Word for word, retype every entry in the listing.

── Given data ──

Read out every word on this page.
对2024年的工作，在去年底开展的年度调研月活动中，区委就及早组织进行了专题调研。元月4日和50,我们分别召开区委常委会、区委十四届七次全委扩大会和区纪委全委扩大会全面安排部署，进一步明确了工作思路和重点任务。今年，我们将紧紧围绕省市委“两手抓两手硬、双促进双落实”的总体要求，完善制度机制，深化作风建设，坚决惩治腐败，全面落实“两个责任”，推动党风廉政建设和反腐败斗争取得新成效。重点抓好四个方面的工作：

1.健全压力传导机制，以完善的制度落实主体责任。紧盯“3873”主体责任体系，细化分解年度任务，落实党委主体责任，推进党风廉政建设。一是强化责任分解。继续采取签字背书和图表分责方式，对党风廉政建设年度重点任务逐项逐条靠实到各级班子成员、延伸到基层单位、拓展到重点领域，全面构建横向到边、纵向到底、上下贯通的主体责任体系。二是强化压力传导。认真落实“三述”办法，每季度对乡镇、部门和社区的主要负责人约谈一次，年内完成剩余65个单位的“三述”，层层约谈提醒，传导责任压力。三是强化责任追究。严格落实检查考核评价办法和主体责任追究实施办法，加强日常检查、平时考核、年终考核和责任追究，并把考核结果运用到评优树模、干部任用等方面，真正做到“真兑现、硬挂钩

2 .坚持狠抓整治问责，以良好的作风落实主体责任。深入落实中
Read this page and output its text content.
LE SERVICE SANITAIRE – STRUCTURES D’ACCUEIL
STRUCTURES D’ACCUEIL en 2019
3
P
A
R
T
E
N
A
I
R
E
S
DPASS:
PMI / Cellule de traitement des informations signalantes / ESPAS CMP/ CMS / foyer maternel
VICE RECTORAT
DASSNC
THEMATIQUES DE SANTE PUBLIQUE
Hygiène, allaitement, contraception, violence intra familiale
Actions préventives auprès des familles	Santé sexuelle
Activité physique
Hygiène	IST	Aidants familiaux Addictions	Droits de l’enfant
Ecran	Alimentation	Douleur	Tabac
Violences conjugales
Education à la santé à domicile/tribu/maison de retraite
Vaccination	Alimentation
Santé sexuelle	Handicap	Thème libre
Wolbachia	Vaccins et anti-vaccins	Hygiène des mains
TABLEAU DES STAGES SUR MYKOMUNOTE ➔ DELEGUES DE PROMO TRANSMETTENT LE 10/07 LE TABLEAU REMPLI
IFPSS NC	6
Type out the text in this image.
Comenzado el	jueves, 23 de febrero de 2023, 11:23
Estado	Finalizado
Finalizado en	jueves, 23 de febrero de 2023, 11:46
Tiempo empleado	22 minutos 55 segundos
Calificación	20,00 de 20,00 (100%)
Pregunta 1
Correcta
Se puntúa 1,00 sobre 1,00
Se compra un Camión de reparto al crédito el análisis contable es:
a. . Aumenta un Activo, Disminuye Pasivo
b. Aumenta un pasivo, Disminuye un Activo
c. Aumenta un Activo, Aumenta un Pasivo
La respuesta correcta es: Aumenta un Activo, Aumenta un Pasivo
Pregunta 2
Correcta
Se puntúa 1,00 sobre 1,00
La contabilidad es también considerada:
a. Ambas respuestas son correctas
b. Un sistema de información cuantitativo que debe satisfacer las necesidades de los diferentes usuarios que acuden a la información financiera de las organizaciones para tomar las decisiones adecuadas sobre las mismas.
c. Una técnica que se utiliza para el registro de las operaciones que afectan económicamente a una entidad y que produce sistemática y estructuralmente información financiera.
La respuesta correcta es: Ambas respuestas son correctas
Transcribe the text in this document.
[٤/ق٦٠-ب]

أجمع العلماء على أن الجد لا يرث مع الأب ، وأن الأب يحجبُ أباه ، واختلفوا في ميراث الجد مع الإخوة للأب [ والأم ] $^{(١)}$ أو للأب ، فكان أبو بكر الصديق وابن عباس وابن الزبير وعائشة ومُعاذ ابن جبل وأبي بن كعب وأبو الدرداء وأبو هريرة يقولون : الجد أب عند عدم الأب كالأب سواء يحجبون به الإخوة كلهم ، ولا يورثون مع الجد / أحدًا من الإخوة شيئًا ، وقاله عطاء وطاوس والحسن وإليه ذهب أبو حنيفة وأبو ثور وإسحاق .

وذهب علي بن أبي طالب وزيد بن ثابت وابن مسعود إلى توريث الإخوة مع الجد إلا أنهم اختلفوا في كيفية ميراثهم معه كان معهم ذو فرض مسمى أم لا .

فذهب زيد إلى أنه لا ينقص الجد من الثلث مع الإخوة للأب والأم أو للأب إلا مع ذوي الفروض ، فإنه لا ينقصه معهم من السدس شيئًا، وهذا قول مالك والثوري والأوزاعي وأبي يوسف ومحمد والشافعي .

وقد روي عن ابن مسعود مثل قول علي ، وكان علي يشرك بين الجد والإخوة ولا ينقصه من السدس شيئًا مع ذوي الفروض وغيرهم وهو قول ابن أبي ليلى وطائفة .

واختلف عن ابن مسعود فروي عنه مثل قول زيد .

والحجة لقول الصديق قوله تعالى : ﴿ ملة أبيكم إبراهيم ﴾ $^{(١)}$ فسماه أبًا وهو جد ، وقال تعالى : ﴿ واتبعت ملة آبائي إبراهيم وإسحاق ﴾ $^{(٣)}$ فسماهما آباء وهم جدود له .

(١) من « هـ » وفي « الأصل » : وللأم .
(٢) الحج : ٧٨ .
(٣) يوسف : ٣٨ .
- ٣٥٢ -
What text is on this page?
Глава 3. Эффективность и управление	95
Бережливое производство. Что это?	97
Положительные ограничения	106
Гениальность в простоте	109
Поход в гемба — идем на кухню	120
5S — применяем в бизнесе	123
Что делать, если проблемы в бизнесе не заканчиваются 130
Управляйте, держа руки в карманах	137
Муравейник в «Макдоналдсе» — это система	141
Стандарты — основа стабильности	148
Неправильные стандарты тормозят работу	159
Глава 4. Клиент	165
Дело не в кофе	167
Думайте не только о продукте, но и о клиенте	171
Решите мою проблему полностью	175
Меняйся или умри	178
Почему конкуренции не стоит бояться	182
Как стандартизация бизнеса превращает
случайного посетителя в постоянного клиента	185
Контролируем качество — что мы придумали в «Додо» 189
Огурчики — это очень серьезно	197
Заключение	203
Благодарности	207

───

### Exercise solution:
Read out every word on this page.
对2024年的工作，在去年底开展的年度调研月活动中，区委就及早组织进行了专题调研。元月4日和50,我们分别召开区委常委会、区委十四届七次全委扩大会和区纪委全委扩大会全面安排部署，进一步明确了工作思路和重点任务。今年，我们将紧紧围绕省市委“两手抓两手硬、双促进双落实”的总体要求，完善制度机制，深化作风建设，坚决惩治腐败，全面落实“两个责任”，推动党风廉政建设和反腐败斗争取得新成效。重点抓好四个方面的工作：

1.健全压力传导机制，以完善的制度落实主体责任。紧盯“3873”主体责任体系，细化分解年度任务，落实党委主体责任，推进党风廉政建设。一是强化责任分解。继续采取签字背书和图表分责方式，对党风廉政建设年度重点任务逐项逐条靠实到各级班子成员、延伸到基层单位、拓展到重点领域，全面构建横向到边、纵向到底、上下贯通的主体责任体系。二是强化压力传导。认真落实“三述”办法，每季度对乡镇、部门和社区的主要负责人约谈一次，年内完成剩余65个单位的“三述”，层层约谈提醒，传导责任压力。三是强化责任追究。严格落实检查考核评价办法和主体责任追究实施办法，加强日常检查、平时考核、年终考核和责任追究，并把考核结果运用到评优树模、干部任用等方面，真正做到“真兑现、硬挂钩

2 .坚持狠抓整治问责，以良好的作风落实主体责任。深入落实中
Read this page and output its text content.
LE SERVICE SANITAIRE – STRUCTURES D’ACCUEIL
STRUCTURES D’ACCUEIL en 2019
3
P
A
R
T
E
N
A
I
R
E
S
DPASS:
PMI / Cellule de traitement des informations signalantes / ESPAS CMP/ CMS / foyer maternel
VICE RECTORAT
DASSNC
THEMATIQUES DE SANTE PUBLIQUE
Hygiène, allaitement, contraception, violence intra familiale
Actions préventives auprès des familles	Santé sexuelle
Activité physique
Hygiène	IST	Aidants familiaux Addictions	Droits de l’enfant
Ecran	Alimentation	Douleur	Tabac
Violences conjugales
Education à la santé à domicile/tribu/maison de retraite
Vaccination	Alimentation
Santé sexuelle	Handicap	Thème libre
Wolbachia	Vaccins et anti-vaccins	Hygiène des mains
TABLEAU DES STAGES SUR MYKOMUNOTE ➔ DELEGUES DE PROMO TRANSMETTENT LE 10/07 LE TABLEAU REMPLI
IFPSS NC	6
Type out the text in this image.
Comenzado el	jueves, 23 de febrero de 2023, 11:23
Estado	Finalizado
Finalizado en	jueves, 23 de febrero de 2023, 11:46
Tiempo empleado	22 minutos 55 segundos
Calificación	20,00 de 20,00 (100%)
Pregunta 1
Correcta
Se puntúa 1,00 sobre 1,00
Se compra un Camión de reparto al crédito el análisis contable es:
a. . Aumenta un Activo, Disminuye Pasivo
b. Aumenta un pasivo, Disminuye un Activo
c. Aumenta un Activo, Aumenta un Pasivo
La respuesta correcta es: Aumenta un Activo, Aumenta un Pasivo
Pregunta 2
Correcta
Se puntúa 1,00 sobre 1,00
La contabilidad es también considerada:
a. Ambas respuestas son correctas
b. Un sistema de información cuantitativo que debe satisfacer las necesidades de los diferentes usuarios que acuden a la información financiera de las organizaciones para tomar las decisiones adecuadas sobre las mismas.
c. Una técnica que se utiliza para el registro de las operaciones que afectan económicamente a una entidad y que produce sistemática y estructuralmente información financiera.
La respuesta correcta es: Ambas respuestas son correctas
Transcribe the text in this document.
[٤/ق٦٠-ب]

أجمع العلماء على أن الجد لا يرث مع الأب ، وأن الأب يحجبُ أباه ، واختلفوا في ميراث الجد مع الإخوة للأب [ والأم ] $^{(١)}$ أو للأب ، فكان أبو بكر الصديق وابن عباس وابن الزبير وعائشة ومُعاذ ابن جبل وأبي بن كعب وأبو الدرداء وأبو هريرة يقولون : الجد أب عند عدم الأب كالأب سواء يحجبون به الإخوة كلهم ، ولا يورثون مع الجد / أحدًا من الإخوة شيئًا ، وقاله عطاء وطاوس والحسن وإليه ذهب أبو حنيفة وأبو ثور وإسحاق .

وذهب علي بن أبي طالب وزيد بن ثابت وابن مسعود إلى توريث الإخوة مع الجد إلا أنهم اختلفوا في كيفية ميراثهم معه كان معهم ذو فرض مسمى أم لا .

فذهب زيد إلى أنه لا ينقص الجد من الثلث مع الإخوة للأب والأم أو للأب إلا مع ذوي الفروض ، فإنه لا ينقصه معهم من السدس شيئًا، وهذا قول مالك والثوري والأوزاعي وأبي يوسف ومحمد والشافعي .

وقد روي عن ابن مسعود مثل قول علي ، وكان علي يشرك بين الجد والإخوة ولا ينقصه من السدس شيئًا مع ذوي الفروض وغيرهم وهو قول ابن أبي ليلى وطائفة .

واختلف عن ابن مسعود فروي عنه مثل قول زيد .

والحجة لقول الصديق قوله تعالى : ﴿ ملة أبيكم إبراهيم ﴾ $^{(١)}$ فسماه أبًا وهو جد ، وقال تعالى : ﴿ واتبعت ملة آبائي إبراهيم وإسحاق ﴾ $^{(٣)}$ فسماهما آباء وهم جدود له .

(١) من « هـ » وفي « الأصل » : وللأم .
(٢) الحج : ٧٨ .
(٣) يوسف : ٣٨ .
- ٣٥٢ -
What text is on this page?
Глава 3. Эффективность и управление	95
Бережливое производство. Что это?	97
Положительные ограничения	106
Гениальность в простоте	109
Поход в гемба — идем на кухню	120
5S — применяем в бизнесе	123
Что делать, если проблемы в бизнесе не заканчиваются 130
Управляйте, держа руки в карманах	137
Муравейник в «Макдоналдсе» — это система	141
Стандарты — основа стабильности	148
Неправильные стандарты тормозят работу	159
Глава 4. Клиент	165
Дело не в кофе	167
Думайте не только о продукте, но и о клиенте	171
Решите мою проблему полностью	175
Меняйся или умри	178
Почему конкуренции не стоит бояться	182
Как стандартизация бизнеса превращает
случайного посетителя в постоянного клиента	185
Контролируем качество — что мы придумали в «Додо» 189
Огурчики — это очень серьезно	197
Заключение	203
Благодарности	207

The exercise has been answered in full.